Records from a data collection

########################################

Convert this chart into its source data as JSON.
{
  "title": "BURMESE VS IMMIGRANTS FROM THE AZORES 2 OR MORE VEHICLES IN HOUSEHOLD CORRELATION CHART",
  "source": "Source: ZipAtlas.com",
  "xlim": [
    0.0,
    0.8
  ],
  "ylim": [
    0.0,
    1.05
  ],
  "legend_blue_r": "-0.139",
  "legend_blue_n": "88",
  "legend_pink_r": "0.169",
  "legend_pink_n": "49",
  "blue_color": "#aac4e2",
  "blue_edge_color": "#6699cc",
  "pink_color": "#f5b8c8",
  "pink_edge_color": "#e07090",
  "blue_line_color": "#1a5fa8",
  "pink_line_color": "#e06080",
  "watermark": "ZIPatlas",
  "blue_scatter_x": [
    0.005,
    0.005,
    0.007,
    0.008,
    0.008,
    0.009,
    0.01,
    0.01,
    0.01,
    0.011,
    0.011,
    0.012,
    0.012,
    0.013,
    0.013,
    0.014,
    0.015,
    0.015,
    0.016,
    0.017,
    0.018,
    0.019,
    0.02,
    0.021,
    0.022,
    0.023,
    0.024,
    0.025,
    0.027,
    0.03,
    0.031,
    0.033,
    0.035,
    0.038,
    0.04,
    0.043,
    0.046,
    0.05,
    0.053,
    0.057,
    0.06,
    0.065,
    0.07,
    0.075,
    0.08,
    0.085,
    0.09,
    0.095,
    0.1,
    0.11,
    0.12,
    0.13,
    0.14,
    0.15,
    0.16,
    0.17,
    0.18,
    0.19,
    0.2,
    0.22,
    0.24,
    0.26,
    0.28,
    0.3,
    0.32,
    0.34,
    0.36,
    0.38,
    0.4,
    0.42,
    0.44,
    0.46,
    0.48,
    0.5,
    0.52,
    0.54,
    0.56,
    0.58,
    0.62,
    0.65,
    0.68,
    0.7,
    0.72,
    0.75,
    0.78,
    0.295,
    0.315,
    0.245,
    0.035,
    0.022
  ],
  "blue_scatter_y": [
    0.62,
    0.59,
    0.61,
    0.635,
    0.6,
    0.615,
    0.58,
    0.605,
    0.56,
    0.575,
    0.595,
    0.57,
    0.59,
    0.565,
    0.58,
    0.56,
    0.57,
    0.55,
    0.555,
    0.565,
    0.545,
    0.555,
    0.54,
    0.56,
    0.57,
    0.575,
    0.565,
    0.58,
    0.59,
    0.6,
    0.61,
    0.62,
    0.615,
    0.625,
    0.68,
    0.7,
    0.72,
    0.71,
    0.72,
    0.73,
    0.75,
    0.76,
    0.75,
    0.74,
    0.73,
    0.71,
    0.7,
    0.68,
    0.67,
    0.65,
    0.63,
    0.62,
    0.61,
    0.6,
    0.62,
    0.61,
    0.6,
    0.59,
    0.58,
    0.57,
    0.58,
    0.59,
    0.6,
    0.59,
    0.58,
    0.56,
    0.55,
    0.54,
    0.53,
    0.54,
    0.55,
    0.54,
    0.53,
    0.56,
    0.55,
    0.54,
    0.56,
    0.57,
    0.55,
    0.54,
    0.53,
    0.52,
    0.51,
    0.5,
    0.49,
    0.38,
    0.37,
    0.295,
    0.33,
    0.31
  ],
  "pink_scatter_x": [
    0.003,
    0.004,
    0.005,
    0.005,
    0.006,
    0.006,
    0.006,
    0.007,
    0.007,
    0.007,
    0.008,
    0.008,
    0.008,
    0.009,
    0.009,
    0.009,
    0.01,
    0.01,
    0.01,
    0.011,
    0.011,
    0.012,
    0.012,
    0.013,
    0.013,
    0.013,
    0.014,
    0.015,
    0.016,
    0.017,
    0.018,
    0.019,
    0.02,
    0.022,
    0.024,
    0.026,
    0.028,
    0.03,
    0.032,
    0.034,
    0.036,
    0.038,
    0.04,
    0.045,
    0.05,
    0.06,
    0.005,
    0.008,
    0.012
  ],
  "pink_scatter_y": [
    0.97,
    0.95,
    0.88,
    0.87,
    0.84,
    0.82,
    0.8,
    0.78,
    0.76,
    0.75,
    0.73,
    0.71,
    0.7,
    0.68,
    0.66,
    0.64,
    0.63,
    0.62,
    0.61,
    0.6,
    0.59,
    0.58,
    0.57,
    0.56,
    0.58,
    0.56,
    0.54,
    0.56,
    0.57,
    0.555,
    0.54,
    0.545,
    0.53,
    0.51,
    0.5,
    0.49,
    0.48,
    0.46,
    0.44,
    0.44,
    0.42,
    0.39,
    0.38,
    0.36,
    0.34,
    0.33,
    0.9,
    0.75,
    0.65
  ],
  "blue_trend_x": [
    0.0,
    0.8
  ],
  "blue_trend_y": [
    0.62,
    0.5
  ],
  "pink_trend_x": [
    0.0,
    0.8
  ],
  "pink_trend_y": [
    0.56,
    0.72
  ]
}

########################################

Directions:
The listing above must be transcribed exactly, line by line.

Written response:
Convert this chart into its source data as JSON.
{
  "title": "BURMESE VS IMMIGRANTS FROM THE AZORES 2 OR MORE VEHICLES IN HOUSEHOLD CORRELATION CHART",
  "source": "Source: ZipAtlas.com",
  "xlim": [
    0.0,
    0.8
  ],
  "ylim": [
    0.0,
    1.05
  ],
  "legend_blue_r": "-0.139",
  "legend_blue_n": "88",
  "legend_pink_r": "0.169",
  "legend_pink_n": "49",
  "blue_color": "#aac4e2",
  "blue_edge_color": "#6699cc",
  "pink_color": "#f5b8c8",
  "pink_edge_color": "#e07090",
  "blue_line_color": "#1a5fa8",
  "pink_line_color": "#e06080",
  "watermark": "ZIPatlas",
  "blue_scatter_x": [
    0.005,
    0.005,
    0.007,
    0.008,
    0.008,
    0.009,
    0.01,
    0.01,
    0.01,
    0.011,
    0.011,
    0.012,
    0.012,
    0.013,
    0.013,
    0.014,
    0.015,
    0.015,
    0.016,
    0.017,
    0.018,
    0.019,
    0.02,
    0.021,
    0.022,
    0.023,
    0.024,
    0.025,
    0.027,
    0.03,
    0.031,
    0.033,
    0.035,
    0.038,
    0.04,
    0.043,
    0.046,
    0.05,
    0.053,
    0.057,
    0.06,
    0.065,
    0.07,
    0.075,
    0.08,
    0.085,
    0.09,
    0.095,
    0.1,
    0.11,
    0.12,
    0.13,
    0.14,
    0.15,
    0.16,
    0.17,
    0.18,
    0.19,
    0.2,
    0.22,
    0.24,
    0.26,
    0.28,
    0.3,
    0.32,
    0.34,
    0.36,
    0.38,
    0.4,
    0.42,
    0.44,
    0.46,
    0.48,
    0.5,
    0.52,
    0.54,
    0.56,
    0.58,
    0.62,
    0.65,
    0.68,
    0.7,
    0.72,
    0.75,
    0.78,
    0.295,
    0.315,
    0.245,
    0.035,
    0.022
  ],
  "blue_scatter_y": [
    0.62,
    0.59,
    0.61,
    0.635,
    0.6,
    0.615,
    0.58,
    0.605,
    0.56,
    0.575,
    0.595,
    0.57,
    0.59,
    0.565,
    0.58,
    0.56,
    0.57,
    0.55,
    0.555,
    0.565,
    0.545,
    0.555,
    0.54,
    0.56,
    0.57,
    0.575,
    0.565,
    0.58,
    0.59,
    0.6,
    0.61,
    0.62,
    0.615,
    0.625,
    0.68,
    0.7,
    0.72,
    0.71,
    0.72,
    0.73,
    0.75,
    0.76,
    0.75,
    0.74,
    0.73,
    0.71,
    0.7,
    0.68,
    0.67,
    0.65,
    0.63,
    0.62,
    0.61,
    0.6,
    0.62,
    0.61,
    0.6,
    0.59,
    0.58,
    0.57,
    0.58,
    0.59,
    0.6,
    0.59,
    0.58,
    0.56,
    0.55,
    0.54,
    0.53,
    0.54,
    0.55,
    0.54,
    0.53,
    0.56,
    0.55,
    0.54,
    0.56,
    0.57,
    0.55,
    0.54,
    0.53,
    0.52,
    0.51,
    0.5,
    0.49,
    0.38,
    0.37,
    0.295,
    0.33,
    0.31
  ],
  "pink_scatter_x": [
    0.003,
    0.004,
    0.005,
    0.005,
    0.006,
    0.006,
    0.006,
    0.007,
    0.007,
    0.007,
    0.008,
    0.008,
    0.008,
    0.009,
    0.009,
    0.009,
    0.01,
    0.01,
    0.01,
    0.011,
    0.011,
    0.012,
    0.012,
    0.013,
    0.013,
    0.013,
    0.014,
    0.015,
    0.016,
    0.017,
    0.018,
    0.019,
    0.02,
    0.022,
    0.024,
    0.026,
    0.028,
    0.03,
    0.032,
    0.034,
    0.036,
    0.038,
    0.04,
    0.045,
    0.05,
    0.06,
    0.005,
    0.008,
    0.012
  ],
  "pink_scatter_y": [
    0.97,
    0.95,
    0.88,
    0.87,
    0.84,
    0.82,
    0.8,
    0.78,
    0.76,
    0.75,
    0.73,
    0.71,
    0.7,
    0.68,
    0.66,
    0.64,
    0.63,
    0.62,
    0.61,
    0.6,
    0.59,
    0.58,
    0.57,
    0.56,
    0.58,
    0.56,
    0.54,
    0.56,
    0.57,
    0.555,
    0.54,
    0.545,
    0.53,
    0.51,
    0.5,
    0.49,
    0.48,
    0.46,
    0.44,
    0.44,
    0.42,
    0.39,
    0.38,
    0.36,
    0.34,
    0.33,
    0.9,
    0.75,
    0.65
  ],
  "blue_trend_x": [
    0.0,
    0.8
  ],
  "blue_trend_y": [
    0.62,
    0.5
  ],
  "pink_trend_x": [
    0.0,
    0.8
  ],
  "pink_trend_y": [
    0.56,
    0.72
  ]
}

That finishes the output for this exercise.